[Records from a collection]

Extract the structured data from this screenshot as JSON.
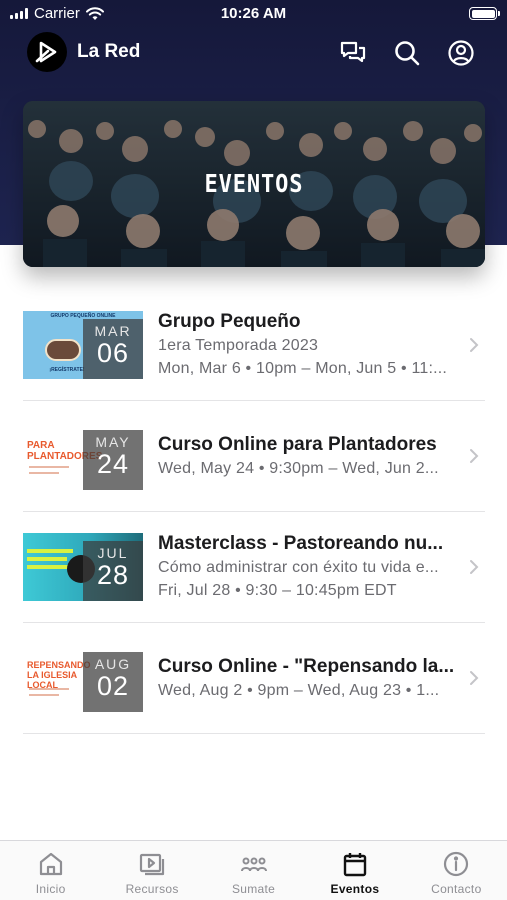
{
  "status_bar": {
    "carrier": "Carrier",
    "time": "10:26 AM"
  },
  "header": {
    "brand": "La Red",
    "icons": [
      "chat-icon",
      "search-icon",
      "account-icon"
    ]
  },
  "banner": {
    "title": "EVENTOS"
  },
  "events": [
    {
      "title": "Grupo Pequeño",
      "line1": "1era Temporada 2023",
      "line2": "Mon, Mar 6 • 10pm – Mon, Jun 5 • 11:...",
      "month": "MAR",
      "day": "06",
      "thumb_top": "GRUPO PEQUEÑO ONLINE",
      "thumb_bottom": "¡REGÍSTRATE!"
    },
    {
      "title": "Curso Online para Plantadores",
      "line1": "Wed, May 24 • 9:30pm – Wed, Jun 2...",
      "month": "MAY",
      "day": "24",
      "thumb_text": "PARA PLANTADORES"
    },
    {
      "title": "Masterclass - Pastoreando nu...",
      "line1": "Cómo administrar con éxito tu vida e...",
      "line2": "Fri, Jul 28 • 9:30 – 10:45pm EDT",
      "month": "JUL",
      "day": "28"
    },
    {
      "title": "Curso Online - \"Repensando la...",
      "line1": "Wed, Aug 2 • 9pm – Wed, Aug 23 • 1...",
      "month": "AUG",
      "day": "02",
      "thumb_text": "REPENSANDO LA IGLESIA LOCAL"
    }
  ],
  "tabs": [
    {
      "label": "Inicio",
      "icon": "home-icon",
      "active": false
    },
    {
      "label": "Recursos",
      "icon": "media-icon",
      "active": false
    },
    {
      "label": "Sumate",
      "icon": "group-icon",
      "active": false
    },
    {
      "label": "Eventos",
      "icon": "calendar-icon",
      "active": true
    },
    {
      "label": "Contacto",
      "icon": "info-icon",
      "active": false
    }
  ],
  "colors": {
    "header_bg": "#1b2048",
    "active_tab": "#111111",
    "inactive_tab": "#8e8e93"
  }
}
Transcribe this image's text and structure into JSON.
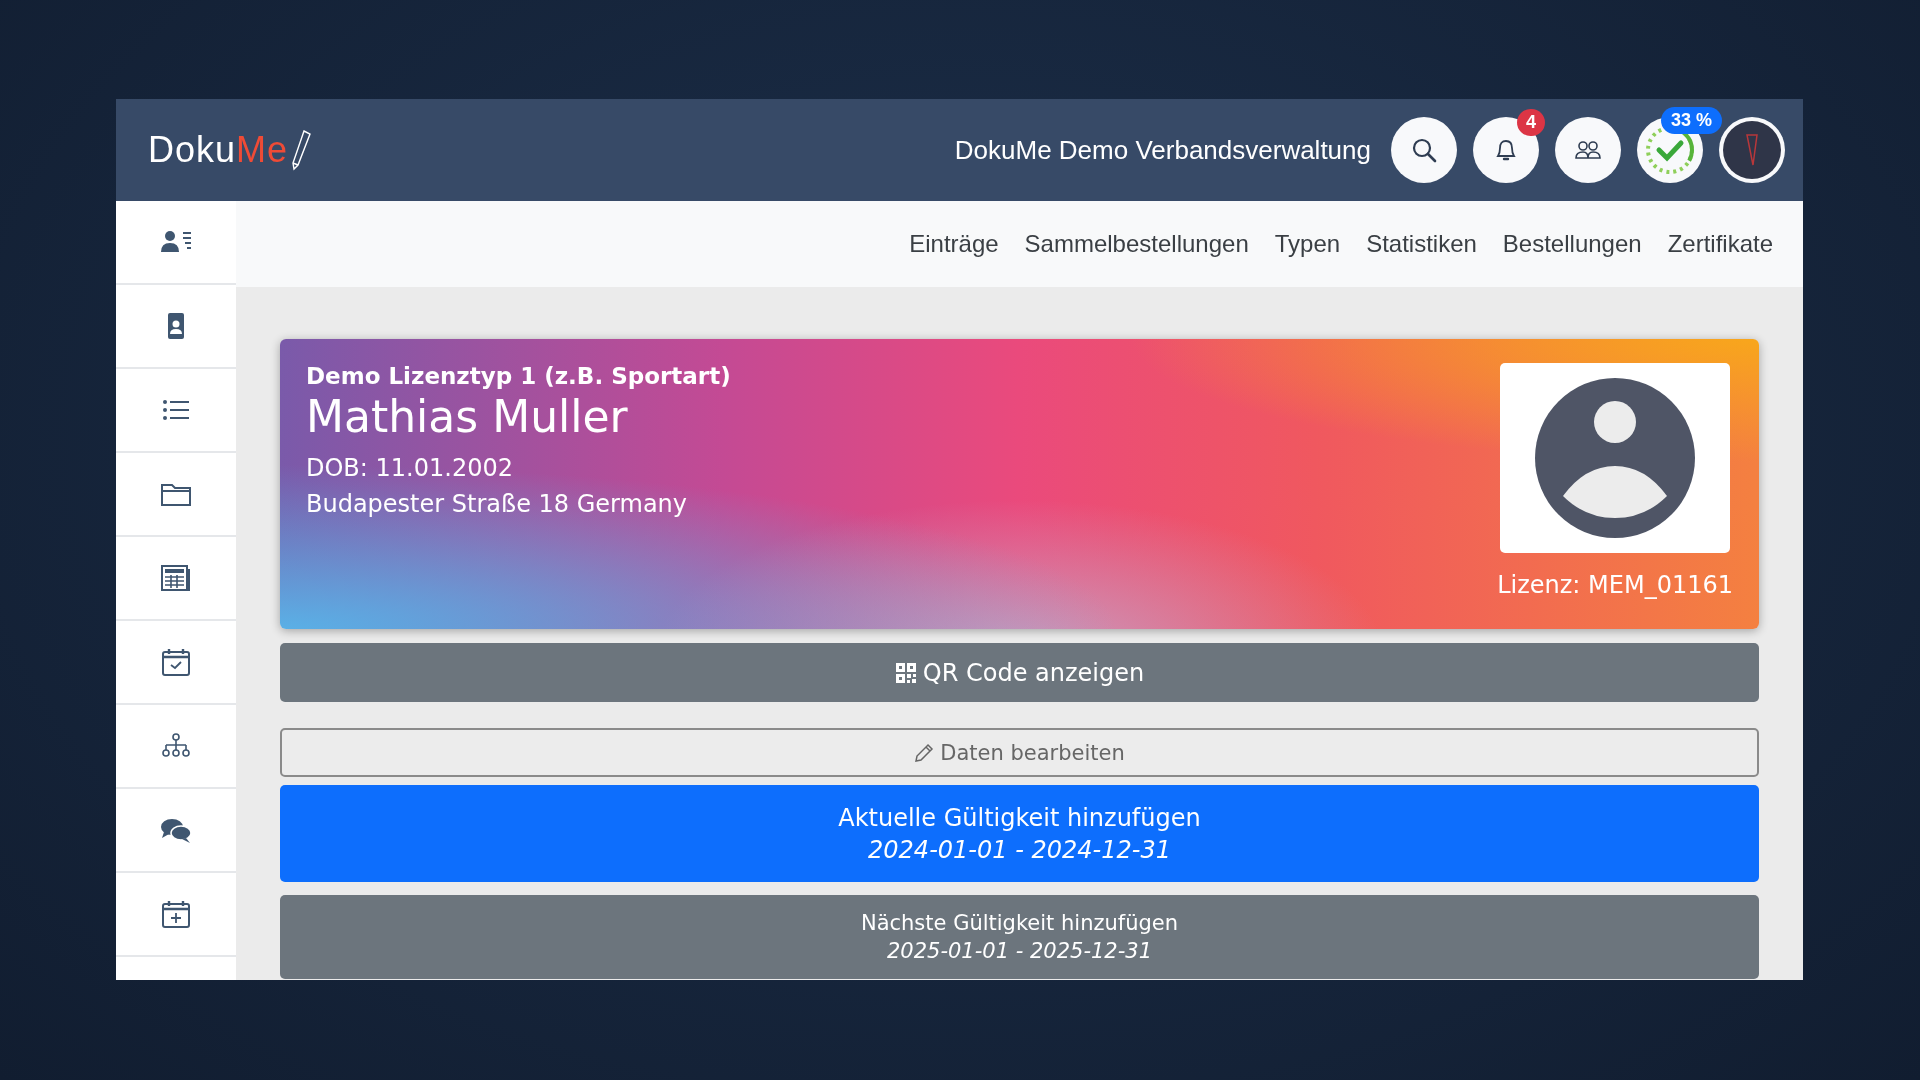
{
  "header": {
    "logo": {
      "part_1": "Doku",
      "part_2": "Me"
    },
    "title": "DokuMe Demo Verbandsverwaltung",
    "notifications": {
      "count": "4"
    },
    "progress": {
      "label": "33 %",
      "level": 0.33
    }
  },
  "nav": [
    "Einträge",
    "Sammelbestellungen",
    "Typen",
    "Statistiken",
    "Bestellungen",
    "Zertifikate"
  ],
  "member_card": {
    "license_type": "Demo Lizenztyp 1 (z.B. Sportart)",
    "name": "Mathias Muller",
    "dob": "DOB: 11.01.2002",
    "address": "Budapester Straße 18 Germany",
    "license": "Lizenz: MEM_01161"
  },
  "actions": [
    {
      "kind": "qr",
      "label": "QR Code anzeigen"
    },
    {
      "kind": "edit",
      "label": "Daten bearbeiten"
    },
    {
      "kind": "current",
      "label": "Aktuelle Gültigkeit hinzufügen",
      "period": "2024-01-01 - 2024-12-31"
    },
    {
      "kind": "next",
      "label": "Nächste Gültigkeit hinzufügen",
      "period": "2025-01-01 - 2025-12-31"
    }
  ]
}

• **EXERCISE AIM**:
Of the lines in the material, how many include "title"? Respond with the number alone.

• **TASK RESPONSE**:
6